[Entries from a data collection]
____________
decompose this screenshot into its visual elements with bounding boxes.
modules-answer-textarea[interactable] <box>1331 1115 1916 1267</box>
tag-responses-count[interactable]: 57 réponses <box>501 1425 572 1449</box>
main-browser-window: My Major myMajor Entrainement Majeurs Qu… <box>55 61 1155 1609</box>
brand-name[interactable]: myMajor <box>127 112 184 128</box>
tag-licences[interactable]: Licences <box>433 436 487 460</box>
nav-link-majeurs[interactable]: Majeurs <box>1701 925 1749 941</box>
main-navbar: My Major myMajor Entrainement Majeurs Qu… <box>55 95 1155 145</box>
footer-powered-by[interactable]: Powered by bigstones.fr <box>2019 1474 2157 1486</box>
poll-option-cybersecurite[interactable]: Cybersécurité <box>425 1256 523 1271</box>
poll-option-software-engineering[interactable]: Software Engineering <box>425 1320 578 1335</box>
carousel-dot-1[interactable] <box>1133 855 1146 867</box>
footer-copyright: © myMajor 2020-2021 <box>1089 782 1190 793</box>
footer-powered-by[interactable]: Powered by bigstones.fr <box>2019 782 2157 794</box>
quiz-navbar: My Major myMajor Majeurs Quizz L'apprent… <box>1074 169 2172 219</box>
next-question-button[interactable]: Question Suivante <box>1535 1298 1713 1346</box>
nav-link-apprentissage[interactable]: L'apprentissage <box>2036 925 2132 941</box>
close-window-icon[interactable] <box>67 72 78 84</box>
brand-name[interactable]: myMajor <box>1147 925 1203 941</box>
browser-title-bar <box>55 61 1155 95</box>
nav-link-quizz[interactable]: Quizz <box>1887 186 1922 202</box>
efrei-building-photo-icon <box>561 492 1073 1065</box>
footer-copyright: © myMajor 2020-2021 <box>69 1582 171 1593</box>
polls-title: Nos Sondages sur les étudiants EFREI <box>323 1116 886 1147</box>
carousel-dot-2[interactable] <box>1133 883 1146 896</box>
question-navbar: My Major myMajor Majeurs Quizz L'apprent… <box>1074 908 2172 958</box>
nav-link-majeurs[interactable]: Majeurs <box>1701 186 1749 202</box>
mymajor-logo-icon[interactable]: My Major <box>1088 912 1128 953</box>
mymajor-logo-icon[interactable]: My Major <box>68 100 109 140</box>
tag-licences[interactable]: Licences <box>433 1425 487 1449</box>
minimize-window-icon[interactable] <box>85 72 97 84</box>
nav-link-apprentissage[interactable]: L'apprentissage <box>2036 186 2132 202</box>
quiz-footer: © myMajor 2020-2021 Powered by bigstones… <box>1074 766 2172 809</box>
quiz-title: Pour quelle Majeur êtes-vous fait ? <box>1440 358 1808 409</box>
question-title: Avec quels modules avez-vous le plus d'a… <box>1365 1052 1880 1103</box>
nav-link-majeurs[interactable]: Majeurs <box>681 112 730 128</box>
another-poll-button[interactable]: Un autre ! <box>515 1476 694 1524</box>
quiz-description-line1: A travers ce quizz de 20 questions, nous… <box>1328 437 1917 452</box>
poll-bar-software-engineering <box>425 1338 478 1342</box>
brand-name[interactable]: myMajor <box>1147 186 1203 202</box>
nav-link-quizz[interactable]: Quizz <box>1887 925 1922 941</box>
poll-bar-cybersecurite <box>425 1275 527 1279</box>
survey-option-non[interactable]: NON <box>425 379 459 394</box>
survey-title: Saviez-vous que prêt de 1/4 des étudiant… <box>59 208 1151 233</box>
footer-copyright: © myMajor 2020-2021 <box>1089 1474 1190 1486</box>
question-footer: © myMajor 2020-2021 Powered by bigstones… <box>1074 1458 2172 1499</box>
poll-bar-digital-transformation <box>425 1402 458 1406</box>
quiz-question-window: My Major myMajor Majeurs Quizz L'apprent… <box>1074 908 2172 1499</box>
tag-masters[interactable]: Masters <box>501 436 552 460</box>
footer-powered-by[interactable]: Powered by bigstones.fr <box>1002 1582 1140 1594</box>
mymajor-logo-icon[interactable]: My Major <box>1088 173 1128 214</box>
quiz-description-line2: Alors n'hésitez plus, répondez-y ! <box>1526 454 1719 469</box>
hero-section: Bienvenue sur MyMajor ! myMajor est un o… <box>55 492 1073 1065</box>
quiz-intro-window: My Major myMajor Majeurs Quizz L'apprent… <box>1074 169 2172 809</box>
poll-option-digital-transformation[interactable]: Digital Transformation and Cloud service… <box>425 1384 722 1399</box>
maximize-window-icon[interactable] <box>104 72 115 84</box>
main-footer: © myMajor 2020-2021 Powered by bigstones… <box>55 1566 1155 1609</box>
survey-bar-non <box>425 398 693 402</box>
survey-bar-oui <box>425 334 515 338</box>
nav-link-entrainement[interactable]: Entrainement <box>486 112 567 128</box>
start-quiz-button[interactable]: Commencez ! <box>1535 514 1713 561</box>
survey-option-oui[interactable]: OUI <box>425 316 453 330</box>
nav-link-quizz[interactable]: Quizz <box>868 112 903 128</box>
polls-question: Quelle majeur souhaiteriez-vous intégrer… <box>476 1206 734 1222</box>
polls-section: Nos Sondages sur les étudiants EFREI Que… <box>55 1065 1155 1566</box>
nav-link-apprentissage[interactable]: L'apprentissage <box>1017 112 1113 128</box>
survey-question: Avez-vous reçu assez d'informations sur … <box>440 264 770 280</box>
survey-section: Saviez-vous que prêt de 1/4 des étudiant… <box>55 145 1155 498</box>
____________
# TASK PROMPT:
Reproduce every one of the entries above verbatim, line for line.

# OUTPUT FOR THIS TASK:
decompose this screenshot into its visual elements with bounding boxes.
modules-answer-textarea[interactable] <box>1331 1115 1916 1267</box>
tag-responses-count[interactable]: 57 réponses <box>501 1425 572 1449</box>
main-browser-window: My Major myMajor Entrainement Majeurs Qu… <box>55 61 1155 1609</box>
brand-name[interactable]: myMajor <box>127 112 184 128</box>
tag-licences[interactable]: Licences <box>433 436 487 460</box>
nav-link-majeurs[interactable]: Majeurs <box>1701 925 1749 941</box>
main-navbar: My Major myMajor Entrainement Majeurs Qu… <box>55 95 1155 145</box>
footer-powered-by[interactable]: Powered by bigstones.fr <box>2019 1474 2157 1486</box>
poll-option-cybersecurite[interactable]: Cybersécurité <box>425 1256 523 1271</box>
poll-option-software-engineering[interactable]: Software Engineering <box>425 1320 578 1335</box>
carousel-dot-1[interactable] <box>1133 855 1146 867</box>
footer-copyright: © myMajor 2020-2021 <box>1089 782 1190 793</box>
footer-powered-by[interactable]: Powered by bigstones.fr <box>2019 782 2157 794</box>
quiz-navbar: My Major myMajor Majeurs Quizz L'apprent… <box>1074 169 2172 219</box>
next-question-button[interactable]: Question Suivante <box>1535 1298 1713 1346</box>
nav-link-apprentissage[interactable]: L'apprentissage <box>2036 925 2132 941</box>
close-window-icon[interactable] <box>67 72 78 84</box>
brand-name[interactable]: myMajor <box>1147 925 1203 941</box>
browser-title-bar <box>55 61 1155 95</box>
nav-link-quizz[interactable]: Quizz <box>1887 186 1922 202</box>
efrei-building-photo-icon <box>561 492 1073 1065</box>
footer-copyright: © myMajor 2020-2021 <box>69 1582 171 1593</box>
polls-title: Nos Sondages sur les étudiants EFREI <box>323 1116 886 1147</box>
carousel-dot-2[interactable] <box>1133 883 1146 896</box>
question-navbar: My Major myMajor Majeurs Quizz L'apprent… <box>1074 908 2172 958</box>
nav-link-majeurs[interactable]: Majeurs <box>1701 186 1749 202</box>
mymajor-logo-icon[interactable]: My Major <box>1088 912 1128 953</box>
mymajor-logo-icon[interactable]: My Major <box>68 100 109 140</box>
tag-licences[interactable]: Licences <box>433 1425 487 1449</box>
minimize-window-icon[interactable] <box>85 72 97 84</box>
nav-link-apprentissage[interactable]: L'apprentissage <box>2036 186 2132 202</box>
quiz-footer: © myMajor 2020-2021 Powered by bigstones… <box>1074 766 2172 809</box>
quiz-title: Pour quelle Majeur êtes-vous fait ? <box>1440 358 1808 409</box>
question-title: Avec quels modules avez-vous le plus d'a… <box>1365 1052 1880 1103</box>
nav-link-majeurs[interactable]: Majeurs <box>681 112 730 128</box>
another-poll-button[interactable]: Un autre ! <box>515 1476 694 1524</box>
quiz-description-line1: A travers ce quizz de 20 questions, nous… <box>1328 437 1917 452</box>
poll-bar-software-engineering <box>425 1338 478 1342</box>
brand-name[interactable]: myMajor <box>1147 186 1203 202</box>
nav-link-quizz[interactable]: Quizz <box>1887 925 1922 941</box>
poll-bar-cybersecurite <box>425 1275 527 1279</box>
survey-option-non[interactable]: NON <box>425 379 459 394</box>
survey-title: Saviez-vous que prêt de 1/4 des étudiant… <box>59 208 1151 233</box>
footer-copyright: © myMajor 2020-2021 <box>1089 1474 1190 1486</box>
question-footer: © myMajor 2020-2021 Powered by bigstones… <box>1074 1458 2172 1499</box>
poll-bar-digital-transformation <box>425 1402 458 1406</box>
quiz-question-window: My Major myMajor Majeurs Quizz L'apprent… <box>1074 908 2172 1499</box>
tag-masters[interactable]: Masters <box>501 436 552 460</box>
footer-powered-by[interactable]: Powered by bigstones.fr <box>1002 1582 1140 1594</box>
mymajor-logo-icon[interactable]: My Major <box>1088 173 1128 214</box>
quiz-description-line2: Alors n'hésitez plus, répondez-y ! <box>1526 454 1719 469</box>
hero-section: Bienvenue sur MyMajor ! myMajor est un o… <box>55 492 1073 1065</box>
quiz-intro-window: My Major myMajor Majeurs Quizz L'apprent… <box>1074 169 2172 809</box>
poll-option-digital-transformation[interactable]: Digital Transformation and Cloud service… <box>425 1384 722 1399</box>
maximize-window-icon[interactable] <box>104 72 115 84</box>
main-footer: © myMajor 2020-2021 Powered by bigstones… <box>55 1566 1155 1609</box>
survey-bar-non <box>425 398 693 402</box>
survey-bar-oui <box>425 334 515 338</box>
nav-link-entrainement[interactable]: Entrainement <box>486 112 567 128</box>
start-quiz-button[interactable]: Commencez ! <box>1535 514 1713 561</box>
survey-option-oui[interactable]: OUI <box>425 316 453 330</box>
nav-link-quizz[interactable]: Quizz <box>868 112 903 128</box>
polls-question: Quelle majeur souhaiteriez-vous intégrer… <box>476 1206 734 1222</box>
polls-section: Nos Sondages sur les étudiants EFREI Que… <box>55 1065 1155 1566</box>
nav-link-apprentissage[interactable]: L'apprentissage <box>1017 112 1113 128</box>
survey-question: Avez-vous reçu assez d'informations sur … <box>440 264 770 280</box>
survey-section: Saviez-vous que prêt de 1/4 des étudiant… <box>55 145 1155 498</box>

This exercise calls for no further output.